▶ WHAT YOU ARE ASKED TO DO
List each line of the data that holds the string "logo".

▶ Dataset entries

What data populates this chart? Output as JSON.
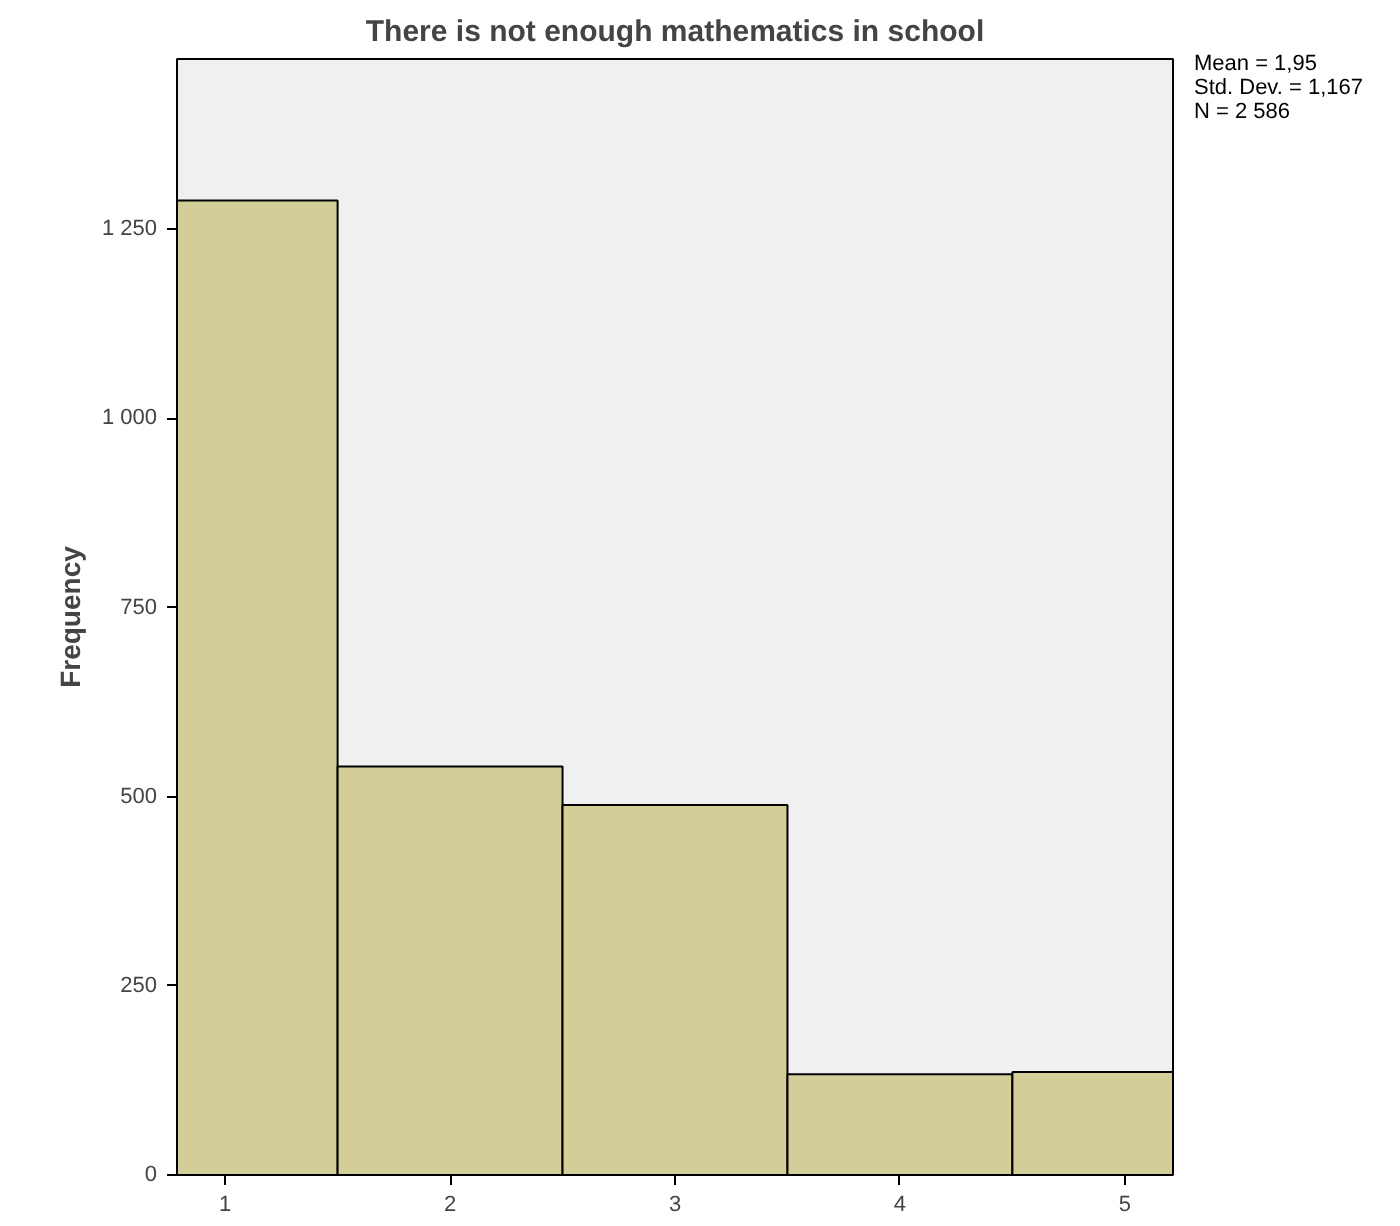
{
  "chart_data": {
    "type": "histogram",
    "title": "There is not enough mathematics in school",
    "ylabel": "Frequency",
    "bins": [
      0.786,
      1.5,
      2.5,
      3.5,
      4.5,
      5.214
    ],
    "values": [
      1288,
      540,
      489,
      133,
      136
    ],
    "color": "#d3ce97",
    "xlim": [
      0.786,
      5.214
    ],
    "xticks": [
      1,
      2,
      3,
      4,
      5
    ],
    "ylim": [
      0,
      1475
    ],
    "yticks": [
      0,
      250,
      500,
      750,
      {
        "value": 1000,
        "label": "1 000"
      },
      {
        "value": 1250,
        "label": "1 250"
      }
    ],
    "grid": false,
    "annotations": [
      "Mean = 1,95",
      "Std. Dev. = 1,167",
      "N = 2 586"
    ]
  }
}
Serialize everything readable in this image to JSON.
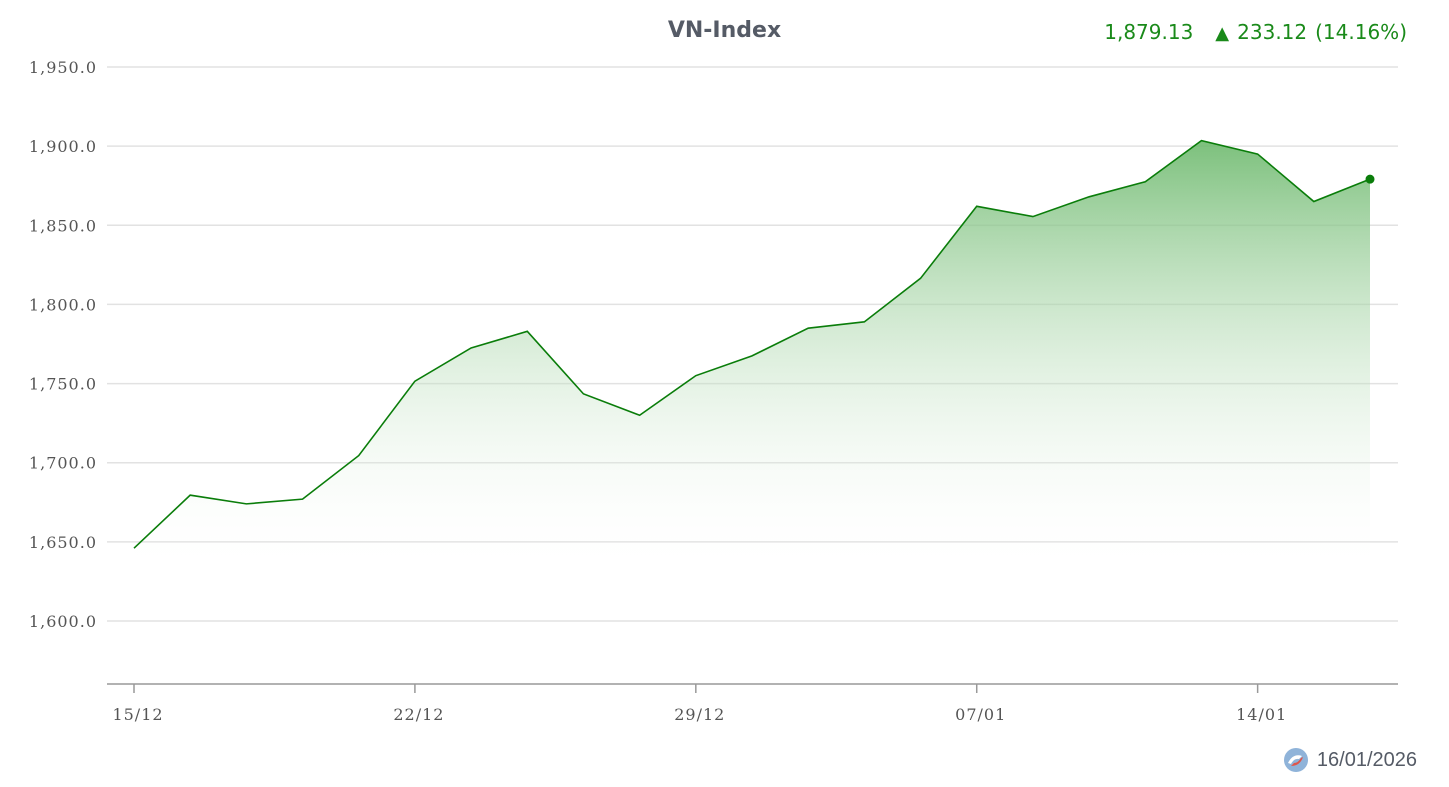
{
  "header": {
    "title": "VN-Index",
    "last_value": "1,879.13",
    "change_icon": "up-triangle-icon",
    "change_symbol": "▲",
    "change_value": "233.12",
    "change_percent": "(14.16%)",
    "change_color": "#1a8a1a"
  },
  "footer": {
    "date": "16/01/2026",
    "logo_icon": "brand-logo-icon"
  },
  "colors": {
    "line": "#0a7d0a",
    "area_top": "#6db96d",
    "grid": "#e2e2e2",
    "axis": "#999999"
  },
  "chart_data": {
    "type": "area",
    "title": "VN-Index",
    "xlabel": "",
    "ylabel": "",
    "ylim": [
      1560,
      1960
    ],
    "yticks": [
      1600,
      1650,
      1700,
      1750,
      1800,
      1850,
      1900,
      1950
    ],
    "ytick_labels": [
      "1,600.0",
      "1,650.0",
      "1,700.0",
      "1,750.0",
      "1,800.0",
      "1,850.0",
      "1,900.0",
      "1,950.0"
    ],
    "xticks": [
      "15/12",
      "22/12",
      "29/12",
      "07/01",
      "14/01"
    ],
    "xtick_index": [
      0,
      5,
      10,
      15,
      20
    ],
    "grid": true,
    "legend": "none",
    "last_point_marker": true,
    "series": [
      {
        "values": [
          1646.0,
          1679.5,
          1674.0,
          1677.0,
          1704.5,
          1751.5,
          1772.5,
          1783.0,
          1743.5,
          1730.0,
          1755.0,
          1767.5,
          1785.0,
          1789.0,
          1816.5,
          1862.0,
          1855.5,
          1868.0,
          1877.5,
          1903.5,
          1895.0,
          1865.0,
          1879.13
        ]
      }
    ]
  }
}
==
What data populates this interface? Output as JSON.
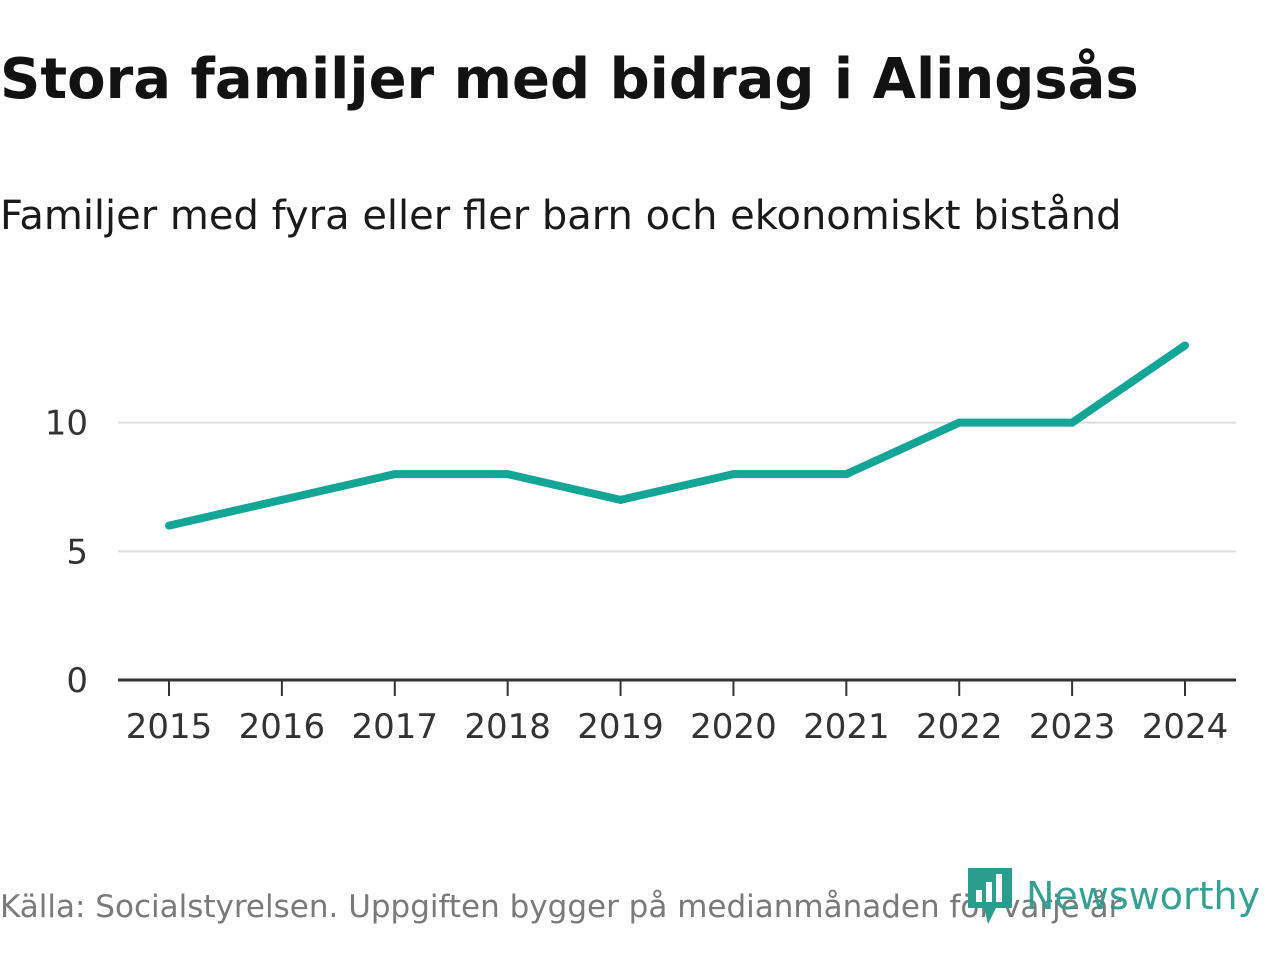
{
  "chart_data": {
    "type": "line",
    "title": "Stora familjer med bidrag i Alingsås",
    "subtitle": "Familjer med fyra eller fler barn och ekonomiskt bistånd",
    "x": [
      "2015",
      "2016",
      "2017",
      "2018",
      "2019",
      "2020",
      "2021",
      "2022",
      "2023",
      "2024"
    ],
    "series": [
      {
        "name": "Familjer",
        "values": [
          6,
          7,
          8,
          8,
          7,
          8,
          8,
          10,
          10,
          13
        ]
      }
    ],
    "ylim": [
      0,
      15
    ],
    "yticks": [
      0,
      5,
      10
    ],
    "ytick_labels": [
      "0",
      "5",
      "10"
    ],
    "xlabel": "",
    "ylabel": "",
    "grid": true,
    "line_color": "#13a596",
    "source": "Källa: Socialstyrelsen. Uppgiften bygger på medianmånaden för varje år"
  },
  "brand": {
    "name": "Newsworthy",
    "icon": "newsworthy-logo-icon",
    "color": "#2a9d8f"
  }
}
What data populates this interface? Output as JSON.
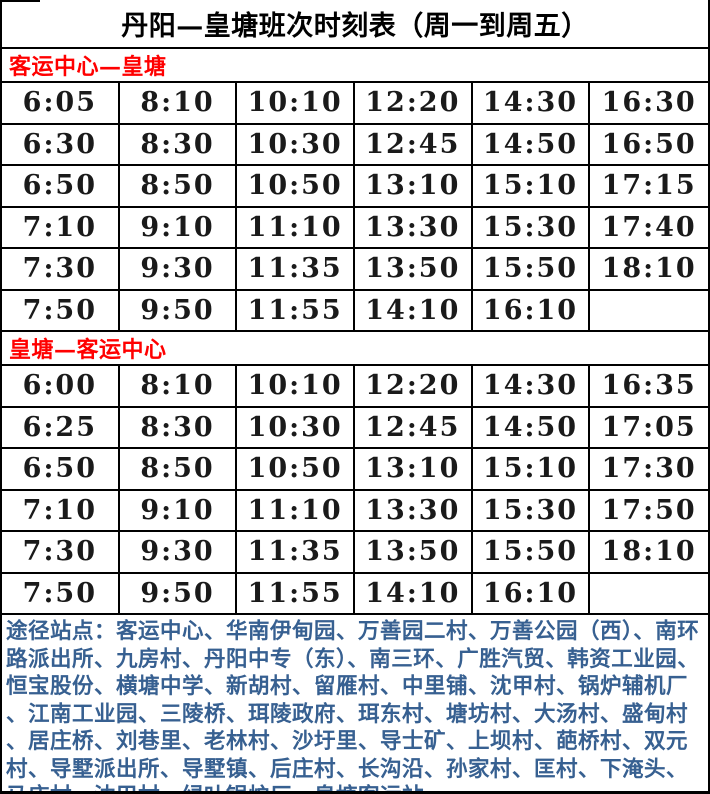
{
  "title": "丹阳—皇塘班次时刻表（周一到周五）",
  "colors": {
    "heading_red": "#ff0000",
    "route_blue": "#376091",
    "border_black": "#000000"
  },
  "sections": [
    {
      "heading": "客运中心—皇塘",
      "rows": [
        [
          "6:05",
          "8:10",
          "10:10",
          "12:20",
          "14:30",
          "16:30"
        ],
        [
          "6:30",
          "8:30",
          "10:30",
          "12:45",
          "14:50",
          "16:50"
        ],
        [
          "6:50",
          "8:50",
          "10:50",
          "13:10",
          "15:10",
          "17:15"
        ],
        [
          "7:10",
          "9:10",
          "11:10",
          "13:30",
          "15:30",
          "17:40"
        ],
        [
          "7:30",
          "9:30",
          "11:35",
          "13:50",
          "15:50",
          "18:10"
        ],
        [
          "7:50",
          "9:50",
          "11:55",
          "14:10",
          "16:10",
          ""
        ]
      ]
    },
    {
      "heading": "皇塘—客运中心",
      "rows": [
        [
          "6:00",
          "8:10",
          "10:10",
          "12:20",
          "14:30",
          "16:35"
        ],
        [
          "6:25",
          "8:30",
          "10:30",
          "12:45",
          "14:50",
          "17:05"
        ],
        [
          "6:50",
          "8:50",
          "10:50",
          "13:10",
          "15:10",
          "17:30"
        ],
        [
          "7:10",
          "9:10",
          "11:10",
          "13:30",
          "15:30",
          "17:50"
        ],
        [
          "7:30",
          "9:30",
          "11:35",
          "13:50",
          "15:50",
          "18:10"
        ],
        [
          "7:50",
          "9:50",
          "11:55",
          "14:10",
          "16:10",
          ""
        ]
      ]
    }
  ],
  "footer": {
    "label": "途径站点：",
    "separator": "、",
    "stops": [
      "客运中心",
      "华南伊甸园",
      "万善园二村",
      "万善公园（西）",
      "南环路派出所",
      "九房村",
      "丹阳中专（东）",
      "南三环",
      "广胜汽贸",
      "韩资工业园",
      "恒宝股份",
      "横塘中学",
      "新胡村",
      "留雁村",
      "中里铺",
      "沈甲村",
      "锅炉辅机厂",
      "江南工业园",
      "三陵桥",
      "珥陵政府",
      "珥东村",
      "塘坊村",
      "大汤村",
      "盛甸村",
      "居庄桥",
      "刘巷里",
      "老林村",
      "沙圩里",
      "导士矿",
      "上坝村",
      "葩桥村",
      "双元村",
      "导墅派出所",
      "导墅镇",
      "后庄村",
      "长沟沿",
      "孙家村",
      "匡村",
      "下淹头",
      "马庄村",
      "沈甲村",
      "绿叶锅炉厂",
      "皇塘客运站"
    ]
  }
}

▶ THE COMPLETED TASK
    "logo_icon": "brand-logo-icon"
    "icon": "newsworthy-logo-icon",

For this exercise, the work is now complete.